Output all entries verbatim. Skip pictures.

* start INFORMATION SHOWN *

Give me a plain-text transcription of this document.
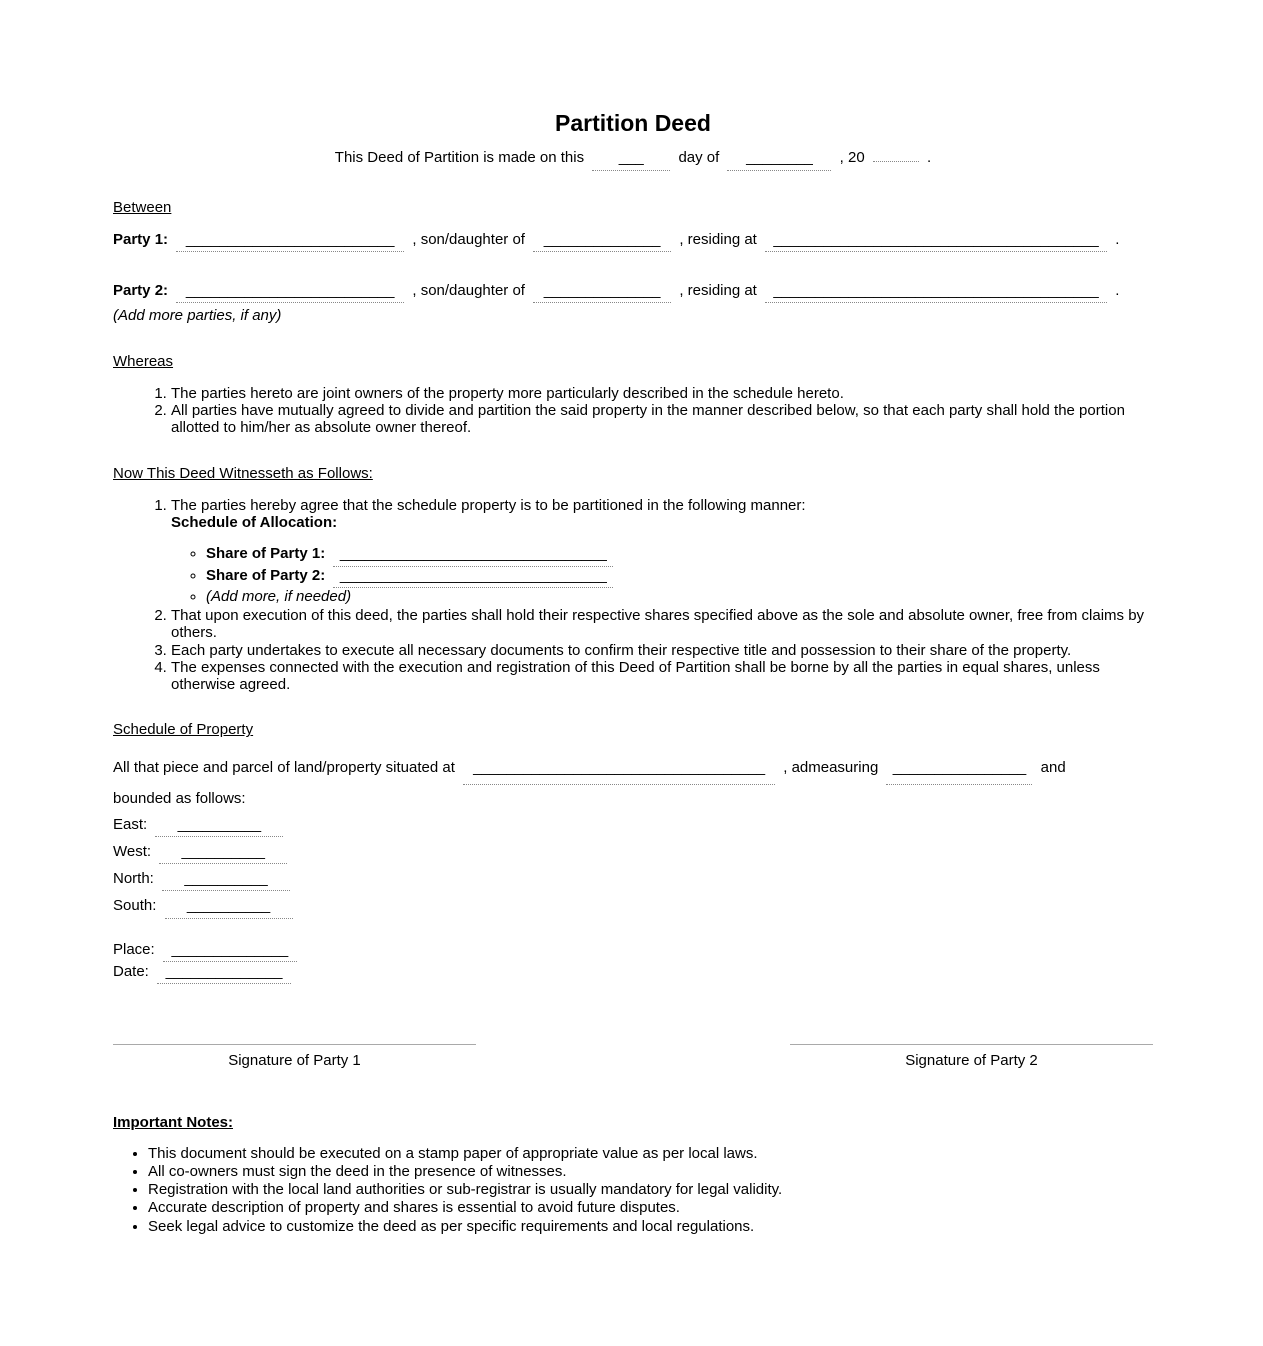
Partition Deed

This Deed of Partition is made on this ___ day of ________ , 20	.

Between
Party 1: _________________________ , son/daughter of ______________ , residing at _______________________________________ .
Party 2: _________________________ , son/daughter of ______________ , residing at _______________________________________ .
(Add more parties, if any)
Whereas
1. The parties hereto are joint owners of the property more particularly described in the schedule hereto.
2. All parties have mutually agreed to divide and partition the said property in the manner described below, so that each party shall hold the portion allotted to him/her as absolute owner thereof.
Now This Deed Witnesseth as Follows:
1. The parties hereby agree that the schedule property is to be partitioned in the following manner:
Schedule of Allocation:
◦ Share of Party 1: ________________________________
◦ Share of Party 2: ________________________________
◦ (Add more, if needed)
2. That upon execution of this deed, the parties shall hold their respective shares specified above as the sole and absolute owner, free from claims by others.
3. Each party undertakes to execute all necessary documents to confirm their respective title and possession to their share of the property.
4. The expenses connected with the execution and registration of this Deed of Partition shall be borne by all the parties in equal shares, unless otherwise agreed.
Schedule of Property
All that piece and parcel of land/property situated at ___________________________________ , admeasuring ________________ and
bounded as follows:
East: __________
West: __________
North: __________
South: __________
Place: ______________
Date: ______________
Signature of Party 1	Signature of Party 2
Important Notes:
• This document should be executed on a stamp paper of appropriate value as per local laws.
• All co-owners must sign the deed in the presence of witnesses.
• Registration with the local land authorities or sub-registrar is usually mandatory for legal validity.
• Accurate description of property and shares is essential to avoid future disputes.
• Seek legal advice to customize the deed as per specific requirements and local regulations.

* end INFORMATION SHOWN *

### SOLUTION TO THIS PROBLEM:
Give me a plain-text transcription of this document.
Partition Deed

This Deed of Partition is made on this ___ day of ________ , 20	.

Between
Party 1: _________________________ , son/daughter of ______________ , residing at _______________________________________ .
Party 2: _________________________ , son/daughter of ______________ , residing at _______________________________________ .
(Add more parties, if any)
Whereas
1. The parties hereto are joint owners of the property more particularly described in the schedule hereto.
2. All parties have mutually agreed to divide and partition the said property in the manner described below, so that each party shall hold the portion allotted to him/her as absolute owner thereof.
Now This Deed Witnesseth as Follows:
1. The parties hereby agree that the schedule property is to be partitioned in the following manner:
Schedule of Allocation:
◦ Share of Party 1: ________________________________
◦ Share of Party 2: ________________________________
◦ (Add more, if needed)
2. That upon execution of this deed, the parties shall hold their respective shares specified above as the sole and absolute owner, free from claims by others.
3. Each party undertakes to execute all necessary documents to confirm their respective title and possession to their share of the property.
4. The expenses connected with the execution and registration of this Deed of Partition shall be borne by all the parties in equal shares, unless otherwise agreed.
Schedule of Property
All that piece and parcel of land/property situated at ___________________________________ , admeasuring ________________ and
bounded as follows:
East: __________
West: __________
North: __________
South: __________
Place: ______________
Date: ______________
Signature of Party 1	Signature of Party 2
Important Notes:
• This document should be executed on a stamp paper of appropriate value as per local laws.
• All co-owners must sign the deed in the presence of witnesses.
• Registration with the local land authorities or sub-registrar is usually mandatory for legal validity.
• Accurate description of property and shares is essential to avoid future disputes.
• Seek legal advice to customize the deed as per specific requirements and local regulations.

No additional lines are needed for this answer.